# Start of LISTED RECORDS
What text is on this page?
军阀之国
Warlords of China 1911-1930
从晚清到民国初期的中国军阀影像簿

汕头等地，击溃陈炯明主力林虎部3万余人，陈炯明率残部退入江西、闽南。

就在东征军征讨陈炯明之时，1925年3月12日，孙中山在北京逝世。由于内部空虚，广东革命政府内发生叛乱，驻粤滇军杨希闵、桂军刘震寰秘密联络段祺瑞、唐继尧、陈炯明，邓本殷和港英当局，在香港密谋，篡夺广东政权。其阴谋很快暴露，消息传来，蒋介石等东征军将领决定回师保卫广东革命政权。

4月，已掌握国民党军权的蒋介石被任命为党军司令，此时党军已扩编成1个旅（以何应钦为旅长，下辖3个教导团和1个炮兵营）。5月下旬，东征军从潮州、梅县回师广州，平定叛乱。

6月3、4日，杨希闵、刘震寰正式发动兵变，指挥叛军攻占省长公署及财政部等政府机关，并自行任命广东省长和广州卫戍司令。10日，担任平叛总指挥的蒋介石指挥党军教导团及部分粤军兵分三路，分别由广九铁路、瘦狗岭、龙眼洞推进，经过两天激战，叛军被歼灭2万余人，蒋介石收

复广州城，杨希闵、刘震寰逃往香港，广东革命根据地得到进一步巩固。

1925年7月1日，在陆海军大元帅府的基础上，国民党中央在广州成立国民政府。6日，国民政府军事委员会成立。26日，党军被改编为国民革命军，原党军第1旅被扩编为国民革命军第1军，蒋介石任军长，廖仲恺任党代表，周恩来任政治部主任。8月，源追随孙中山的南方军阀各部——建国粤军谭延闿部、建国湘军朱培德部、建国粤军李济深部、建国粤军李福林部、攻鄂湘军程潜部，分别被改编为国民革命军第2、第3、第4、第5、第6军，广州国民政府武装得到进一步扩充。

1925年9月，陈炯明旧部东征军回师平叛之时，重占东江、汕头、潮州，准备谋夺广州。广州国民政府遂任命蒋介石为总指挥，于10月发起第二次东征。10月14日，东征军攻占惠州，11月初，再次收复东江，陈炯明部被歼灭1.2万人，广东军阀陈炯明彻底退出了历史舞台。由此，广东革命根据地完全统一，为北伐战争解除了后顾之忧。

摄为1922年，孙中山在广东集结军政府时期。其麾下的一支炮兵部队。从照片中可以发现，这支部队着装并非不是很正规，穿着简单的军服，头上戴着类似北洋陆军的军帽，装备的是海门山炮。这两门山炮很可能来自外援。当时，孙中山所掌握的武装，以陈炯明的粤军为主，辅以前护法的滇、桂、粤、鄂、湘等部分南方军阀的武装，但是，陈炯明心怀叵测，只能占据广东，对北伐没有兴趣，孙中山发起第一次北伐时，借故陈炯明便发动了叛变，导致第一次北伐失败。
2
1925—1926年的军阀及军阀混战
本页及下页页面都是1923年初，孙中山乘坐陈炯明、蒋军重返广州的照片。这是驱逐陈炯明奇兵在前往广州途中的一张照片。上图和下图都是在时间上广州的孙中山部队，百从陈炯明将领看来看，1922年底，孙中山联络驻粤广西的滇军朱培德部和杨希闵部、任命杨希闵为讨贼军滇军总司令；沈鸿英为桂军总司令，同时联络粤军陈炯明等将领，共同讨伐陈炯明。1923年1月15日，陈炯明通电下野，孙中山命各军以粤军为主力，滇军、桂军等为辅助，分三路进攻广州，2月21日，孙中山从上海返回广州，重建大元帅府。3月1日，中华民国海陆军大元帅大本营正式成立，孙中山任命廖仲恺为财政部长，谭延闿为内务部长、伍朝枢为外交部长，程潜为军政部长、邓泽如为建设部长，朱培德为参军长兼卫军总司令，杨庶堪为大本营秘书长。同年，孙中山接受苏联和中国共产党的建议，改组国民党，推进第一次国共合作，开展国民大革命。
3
# End of LISTED RECORDS
§ DO THIS: Restate each record word for word.

§ FINAL ANSWER:
What text is on this page?
军阀之国
Warlords of China 1911-1930
从晚清到民国初期的中国军阀影像簿

汕头等地，击溃陈炯明主力林虎部3万余人，陈炯明率残部退入江西、闽南。

就在东征军征讨陈炯明之时，1925年3月12日，孙中山在北京逝世。由于内部空虚，广东革命政府内发生叛乱，驻粤滇军杨希闵、桂军刘震寰秘密联络段祺瑞、唐继尧、陈炯明，邓本殷和港英当局，在香港密谋，篡夺广东政权。其阴谋很快暴露，消息传来，蒋介石等东征军将领决定回师保卫广东革命政权。

4月，已掌握国民党军权的蒋介石被任命为党军司令，此时党军已扩编成1个旅（以何应钦为旅长，下辖3个教导团和1个炮兵营）。5月下旬，东征军从潮州、梅县回师广州，平定叛乱。

6月3、4日，杨希闵、刘震寰正式发动兵变，指挥叛军攻占省长公署及财政部等政府机关，并自行任命广东省长和广州卫戍司令。10日，担任平叛总指挥的蒋介石指挥党军教导团及部分粤军兵分三路，分别由广九铁路、瘦狗岭、龙眼洞推进，经过两天激战，叛军被歼灭2万余人，蒋介石收

复广州城，杨希闵、刘震寰逃往香港，广东革命根据地得到进一步巩固。

1925年7月1日，在陆海军大元帅府的基础上，国民党中央在广州成立国民政府。6日，国民政府军事委员会成立。26日，党军被改编为国民革命军，原党军第1旅被扩编为国民革命军第1军，蒋介石任军长，廖仲恺任党代表，周恩来任政治部主任。8月，源追随孙中山的南方军阀各部——建国粤军谭延闿部、建国湘军朱培德部、建国粤军李济深部、建国粤军李福林部、攻鄂湘军程潜部，分别被改编为国民革命军第2、第3、第4、第5、第6军，广州国民政府武装得到进一步扩充。

1925年9月，陈炯明旧部东征军回师平叛之时，重占东江、汕头、潮州，准备谋夺广州。广州国民政府遂任命蒋介石为总指挥，于10月发起第二次东征。10月14日，东征军攻占惠州，11月初，再次收复东江，陈炯明部被歼灭1.2万人，广东军阀陈炯明彻底退出了历史舞台。由此，广东革命根据地完全统一，为北伐战争解除了后顾之忧。

摄为1922年，孙中山在广东集结军政府时期。其麾下的一支炮兵部队。从照片中可以发现，这支部队着装并非不是很正规，穿着简单的军服，头上戴着类似北洋陆军的军帽，装备的是海门山炮。这两门山炮很可能来自外援。当时，孙中山所掌握的武装，以陈炯明的粤军为主，辅以前护法的滇、桂、粤、鄂、湘等部分南方军阀的武装，但是，陈炯明心怀叵测，只能占据广东，对北伐没有兴趣，孙中山发起第一次北伐时，借故陈炯明便发动了叛变，导致第一次北伐失败。
2
1925—1926年的军阀及军阀混战
本页及下页页面都是1923年初，孙中山乘坐陈炯明、蒋军重返广州的照片。这是驱逐陈炯明奇兵在前往广州途中的一张照片。上图和下图都是在时间上广州的孙中山部队，百从陈炯明将领看来看，1922年底，孙中山联络驻粤广西的滇军朱培德部和杨希闵部、任命杨希闵为讨贼军滇军总司令；沈鸿英为桂军总司令，同时联络粤军陈炯明等将领，共同讨伐陈炯明。1923年1月15日，陈炯明通电下野，孙中山命各军以粤军为主力，滇军、桂军等为辅助，分三路进攻广州，2月21日，孙中山从上海返回广州，重建大元帅府。3月1日，中华民国海陆军大元帅大本营正式成立，孙中山任命廖仲恺为财政部长，谭延闿为内务部长、伍朝枢为外交部长，程潜为军政部长、邓泽如为建设部长，朱培德为参军长兼卫军总司令，杨庶堪为大本营秘书长。同年，孙中山接受苏联和中国共产党的建议，改组国民党，推进第一次国共合作，开展国民大革命。
3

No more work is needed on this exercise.